Data records:
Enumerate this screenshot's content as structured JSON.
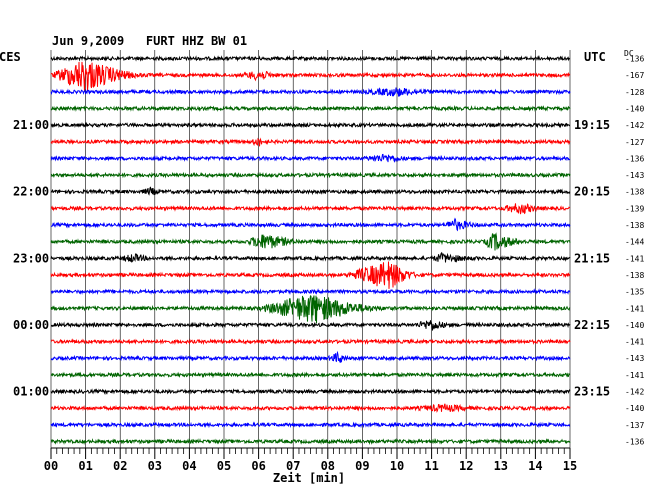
{
  "header": {
    "title": "Jun 9,2009   FURT HHZ BW 01",
    "left_tz": "CES",
    "right_tz": "UTC",
    "dc_label": "DC"
  },
  "chart_data": {
    "type": "line",
    "title": "Jun 9,2009   FURT HHZ BW 01",
    "xlabel": "Zeit [min]",
    "xlim": [
      0,
      15
    ],
    "x_ticks": [
      "00",
      "01",
      "02",
      "03",
      "04",
      "05",
      "06",
      "07",
      "08",
      "09",
      "10",
      "11",
      "12",
      "13",
      "14",
      "15"
    ],
    "left_time_labels": [
      "21:00",
      "22:00",
      "23:00",
      "00:00",
      "01:00"
    ],
    "right_time_labels": [
      "19:15",
      "20:15",
      "21:15",
      "22:15",
      "23:15"
    ],
    "dc_offsets": [
      "-136",
      "-167",
      "-128",
      "-140",
      "-142",
      "-127",
      "-136",
      "-143",
      "-138",
      "-139",
      "-138",
      "-144",
      "-141",
      "-138",
      "-135",
      "-141",
      "-140",
      "-141",
      "-143",
      "-141",
      "-142",
      "-140",
      "-137",
      "-136"
    ],
    "trace_colors": [
      "#000000",
      "#ff0000",
      "#0000ff",
      "#006400"
    ],
    "events": [
      {
        "trace": 1,
        "start_min": 0.0,
        "end_min": 3.0,
        "peak_min": 1.0,
        "amplitude": 1.0
      },
      {
        "trace": 1,
        "start_min": 5.5,
        "end_min": 6.8,
        "peak_min": 6.0,
        "amplitude": 0.25
      },
      {
        "trace": 2,
        "start_min": 9.0,
        "end_min": 11.5,
        "peak_min": 10.0,
        "amplitude": 0.22
      },
      {
        "trace": 5,
        "start_min": 5.8,
        "end_min": 6.2,
        "peak_min": 6.0,
        "amplitude": 0.25
      },
      {
        "trace": 6,
        "start_min": 9.0,
        "end_min": 10.5,
        "peak_min": 9.7,
        "amplitude": 0.2
      },
      {
        "trace": 8,
        "start_min": 2.6,
        "end_min": 3.2,
        "peak_min": 2.9,
        "amplitude": 0.2
      },
      {
        "trace": 9,
        "start_min": 13.0,
        "end_min": 14.3,
        "peak_min": 13.6,
        "amplitude": 0.3
      },
      {
        "trace": 10,
        "start_min": 11.4,
        "end_min": 12.6,
        "peak_min": 11.6,
        "amplitude": 0.35
      },
      {
        "trace": 11,
        "start_min": 5.6,
        "end_min": 7.5,
        "peak_min": 6.2,
        "amplitude": 0.45
      },
      {
        "trace": 11,
        "start_min": 12.5,
        "end_min": 14.0,
        "peak_min": 12.8,
        "amplitude": 0.5
      },
      {
        "trace": 12,
        "start_min": 2.0,
        "end_min": 3.0,
        "peak_min": 2.4,
        "amplitude": 0.22
      },
      {
        "trace": 12,
        "start_min": 11.0,
        "end_min": 12.5,
        "peak_min": 11.3,
        "amplitude": 0.25
      },
      {
        "trace": 13,
        "start_min": 8.5,
        "end_min": 10.8,
        "peak_min": 9.8,
        "amplitude": 0.85
      },
      {
        "trace": 15,
        "start_min": 6.0,
        "end_min": 10.0,
        "peak_min": 7.6,
        "amplitude": 0.9
      },
      {
        "trace": 16,
        "start_min": 10.5,
        "end_min": 11.7,
        "peak_min": 11.0,
        "amplitude": 0.3
      },
      {
        "trace": 18,
        "start_min": 8.0,
        "end_min": 8.7,
        "peak_min": 8.3,
        "amplitude": 0.3
      },
      {
        "trace": 21,
        "start_min": 10.5,
        "end_min": 12.5,
        "peak_min": 11.4,
        "amplitude": 0.18
      }
    ]
  }
}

Written task: Reproduce each line of the records exactly, and omit every picture.

Result of this task:
Enumerate this screenshot's content as structured JSON.
{
  "header": {
    "title": "Jun 9,2009   FURT HHZ BW 01",
    "left_tz": "CES",
    "right_tz": "UTC",
    "dc_label": "DC"
  },
  "chart_data": {
    "type": "line",
    "title": "Jun 9,2009   FURT HHZ BW 01",
    "xlabel": "Zeit [min]",
    "xlim": [
      0,
      15
    ],
    "x_ticks": [
      "00",
      "01",
      "02",
      "03",
      "04",
      "05",
      "06",
      "07",
      "08",
      "09",
      "10",
      "11",
      "12",
      "13",
      "14",
      "15"
    ],
    "left_time_labels": [
      "21:00",
      "22:00",
      "23:00",
      "00:00",
      "01:00"
    ],
    "right_time_labels": [
      "19:15",
      "20:15",
      "21:15",
      "22:15",
      "23:15"
    ],
    "dc_offsets": [
      "-136",
      "-167",
      "-128",
      "-140",
      "-142",
      "-127",
      "-136",
      "-143",
      "-138",
      "-139",
      "-138",
      "-144",
      "-141",
      "-138",
      "-135",
      "-141",
      "-140",
      "-141",
      "-143",
      "-141",
      "-142",
      "-140",
      "-137",
      "-136"
    ],
    "trace_colors": [
      "#000000",
      "#ff0000",
      "#0000ff",
      "#006400"
    ],
    "events": [
      {
        "trace": 1,
        "start_min": 0.0,
        "end_min": 3.0,
        "peak_min": 1.0,
        "amplitude": 1.0
      },
      {
        "trace": 1,
        "start_min": 5.5,
        "end_min": 6.8,
        "peak_min": 6.0,
        "amplitude": 0.25
      },
      {
        "trace": 2,
        "start_min": 9.0,
        "end_min": 11.5,
        "peak_min": 10.0,
        "amplitude": 0.22
      },
      {
        "trace": 5,
        "start_min": 5.8,
        "end_min": 6.2,
        "peak_min": 6.0,
        "amplitude": 0.25
      },
      {
        "trace": 6,
        "start_min": 9.0,
        "end_min": 10.5,
        "peak_min": 9.7,
        "amplitude": 0.2
      },
      {
        "trace": 8,
        "start_min": 2.6,
        "end_min": 3.2,
        "peak_min": 2.9,
        "amplitude": 0.2
      },
      {
        "trace": 9,
        "start_min": 13.0,
        "end_min": 14.3,
        "peak_min": 13.6,
        "amplitude": 0.3
      },
      {
        "trace": 10,
        "start_min": 11.4,
        "end_min": 12.6,
        "peak_min": 11.6,
        "amplitude": 0.35
      },
      {
        "trace": 11,
        "start_min": 5.6,
        "end_min": 7.5,
        "peak_min": 6.2,
        "amplitude": 0.45
      },
      {
        "trace": 11,
        "start_min": 12.5,
        "end_min": 14.0,
        "peak_min": 12.8,
        "amplitude": 0.5
      },
      {
        "trace": 12,
        "start_min": 2.0,
        "end_min": 3.0,
        "peak_min": 2.4,
        "amplitude": 0.22
      },
      {
        "trace": 12,
        "start_min": 11.0,
        "end_min": 12.5,
        "peak_min": 11.3,
        "amplitude": 0.25
      },
      {
        "trace": 13,
        "start_min": 8.5,
        "end_min": 10.8,
        "peak_min": 9.8,
        "amplitude": 0.85
      },
      {
        "trace": 15,
        "start_min": 6.0,
        "end_min": 10.0,
        "peak_min": 7.6,
        "amplitude": 0.9
      },
      {
        "trace": 16,
        "start_min": 10.5,
        "end_min": 11.7,
        "peak_min": 11.0,
        "amplitude": 0.3
      },
      {
        "trace": 18,
        "start_min": 8.0,
        "end_min": 8.7,
        "peak_min": 8.3,
        "amplitude": 0.3
      },
      {
        "trace": 21,
        "start_min": 10.5,
        "end_min": 12.5,
        "peak_min": 11.4,
        "amplitude": 0.18
      }
    ]
  }
}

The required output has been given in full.